◆ The task
Count how many lines of the data below contain the string "link", treating uppercase and lowercase as different, and give only the number.

Dataset entries:
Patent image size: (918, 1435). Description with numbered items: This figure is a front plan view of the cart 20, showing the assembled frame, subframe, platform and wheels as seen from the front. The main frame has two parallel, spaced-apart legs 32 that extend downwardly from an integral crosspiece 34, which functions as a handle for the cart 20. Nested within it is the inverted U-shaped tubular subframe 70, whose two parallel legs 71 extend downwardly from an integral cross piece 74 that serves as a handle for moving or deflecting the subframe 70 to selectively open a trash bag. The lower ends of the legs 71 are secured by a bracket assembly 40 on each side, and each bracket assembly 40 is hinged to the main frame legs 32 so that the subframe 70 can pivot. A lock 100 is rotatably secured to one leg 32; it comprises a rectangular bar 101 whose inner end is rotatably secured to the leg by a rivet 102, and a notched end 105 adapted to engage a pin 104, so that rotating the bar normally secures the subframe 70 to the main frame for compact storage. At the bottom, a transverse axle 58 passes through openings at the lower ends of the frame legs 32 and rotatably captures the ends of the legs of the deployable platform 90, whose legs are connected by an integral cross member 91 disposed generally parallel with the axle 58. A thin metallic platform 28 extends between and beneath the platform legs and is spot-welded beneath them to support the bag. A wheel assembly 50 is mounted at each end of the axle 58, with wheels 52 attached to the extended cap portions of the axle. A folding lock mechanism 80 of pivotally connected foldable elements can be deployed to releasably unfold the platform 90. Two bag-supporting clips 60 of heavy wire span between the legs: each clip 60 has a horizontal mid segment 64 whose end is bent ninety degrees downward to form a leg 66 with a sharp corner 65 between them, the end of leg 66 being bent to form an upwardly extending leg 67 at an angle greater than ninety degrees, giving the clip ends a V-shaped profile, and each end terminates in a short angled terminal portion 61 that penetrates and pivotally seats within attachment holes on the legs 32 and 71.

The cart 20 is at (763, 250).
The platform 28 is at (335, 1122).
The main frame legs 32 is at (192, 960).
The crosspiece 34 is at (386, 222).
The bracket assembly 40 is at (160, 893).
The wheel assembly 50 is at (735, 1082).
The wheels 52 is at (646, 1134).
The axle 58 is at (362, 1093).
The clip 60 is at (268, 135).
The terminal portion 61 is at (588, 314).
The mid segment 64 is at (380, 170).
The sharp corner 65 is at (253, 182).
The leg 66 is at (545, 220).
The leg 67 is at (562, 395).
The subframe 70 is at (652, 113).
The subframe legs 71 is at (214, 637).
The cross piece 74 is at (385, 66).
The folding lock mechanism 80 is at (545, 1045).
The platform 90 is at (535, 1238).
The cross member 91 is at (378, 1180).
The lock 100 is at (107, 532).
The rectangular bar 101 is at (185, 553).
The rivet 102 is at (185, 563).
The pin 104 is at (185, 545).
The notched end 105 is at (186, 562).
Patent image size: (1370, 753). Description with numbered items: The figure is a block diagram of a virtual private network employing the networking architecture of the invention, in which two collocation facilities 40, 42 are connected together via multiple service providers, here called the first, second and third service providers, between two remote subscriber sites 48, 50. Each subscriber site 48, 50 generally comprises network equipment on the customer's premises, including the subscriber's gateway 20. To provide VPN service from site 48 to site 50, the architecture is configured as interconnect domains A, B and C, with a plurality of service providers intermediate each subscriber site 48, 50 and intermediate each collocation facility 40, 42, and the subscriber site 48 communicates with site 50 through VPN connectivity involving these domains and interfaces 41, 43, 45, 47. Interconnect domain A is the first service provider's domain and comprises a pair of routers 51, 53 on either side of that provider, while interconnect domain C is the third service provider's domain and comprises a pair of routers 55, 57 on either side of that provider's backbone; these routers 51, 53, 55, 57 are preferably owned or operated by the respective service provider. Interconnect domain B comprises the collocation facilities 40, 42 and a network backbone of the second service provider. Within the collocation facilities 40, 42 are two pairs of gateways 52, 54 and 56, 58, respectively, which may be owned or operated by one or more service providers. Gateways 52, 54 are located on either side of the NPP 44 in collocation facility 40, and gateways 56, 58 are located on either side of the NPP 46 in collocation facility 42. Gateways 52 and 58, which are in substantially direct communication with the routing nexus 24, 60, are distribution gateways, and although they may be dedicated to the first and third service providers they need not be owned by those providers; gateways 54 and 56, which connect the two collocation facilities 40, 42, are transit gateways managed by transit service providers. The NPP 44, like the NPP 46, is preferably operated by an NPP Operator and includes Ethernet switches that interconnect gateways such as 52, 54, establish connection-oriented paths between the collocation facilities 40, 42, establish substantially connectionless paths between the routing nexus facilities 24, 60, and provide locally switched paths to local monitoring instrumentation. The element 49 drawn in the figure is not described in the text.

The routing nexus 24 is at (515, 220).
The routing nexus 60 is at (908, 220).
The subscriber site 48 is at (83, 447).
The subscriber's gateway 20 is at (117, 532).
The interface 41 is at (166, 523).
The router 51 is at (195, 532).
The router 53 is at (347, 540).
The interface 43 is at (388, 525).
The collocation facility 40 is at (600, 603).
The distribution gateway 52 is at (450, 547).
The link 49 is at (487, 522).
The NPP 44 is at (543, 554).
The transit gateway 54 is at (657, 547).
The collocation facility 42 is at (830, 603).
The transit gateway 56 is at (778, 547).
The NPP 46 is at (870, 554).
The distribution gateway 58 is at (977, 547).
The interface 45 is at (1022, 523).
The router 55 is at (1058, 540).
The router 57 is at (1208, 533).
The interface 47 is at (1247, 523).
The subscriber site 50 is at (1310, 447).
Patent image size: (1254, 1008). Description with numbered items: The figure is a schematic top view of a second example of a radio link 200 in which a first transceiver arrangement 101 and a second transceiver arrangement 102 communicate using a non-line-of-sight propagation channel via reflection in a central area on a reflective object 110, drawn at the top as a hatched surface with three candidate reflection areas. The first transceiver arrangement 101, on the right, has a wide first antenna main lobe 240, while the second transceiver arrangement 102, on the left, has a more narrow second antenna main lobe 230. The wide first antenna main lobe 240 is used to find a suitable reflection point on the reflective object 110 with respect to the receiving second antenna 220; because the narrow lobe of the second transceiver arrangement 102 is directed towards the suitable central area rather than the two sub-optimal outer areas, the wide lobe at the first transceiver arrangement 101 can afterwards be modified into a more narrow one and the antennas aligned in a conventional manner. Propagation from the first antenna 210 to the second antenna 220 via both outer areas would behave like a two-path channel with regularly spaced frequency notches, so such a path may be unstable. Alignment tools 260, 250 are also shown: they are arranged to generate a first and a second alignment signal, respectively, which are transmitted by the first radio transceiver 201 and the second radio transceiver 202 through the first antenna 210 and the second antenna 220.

◆ Task response
2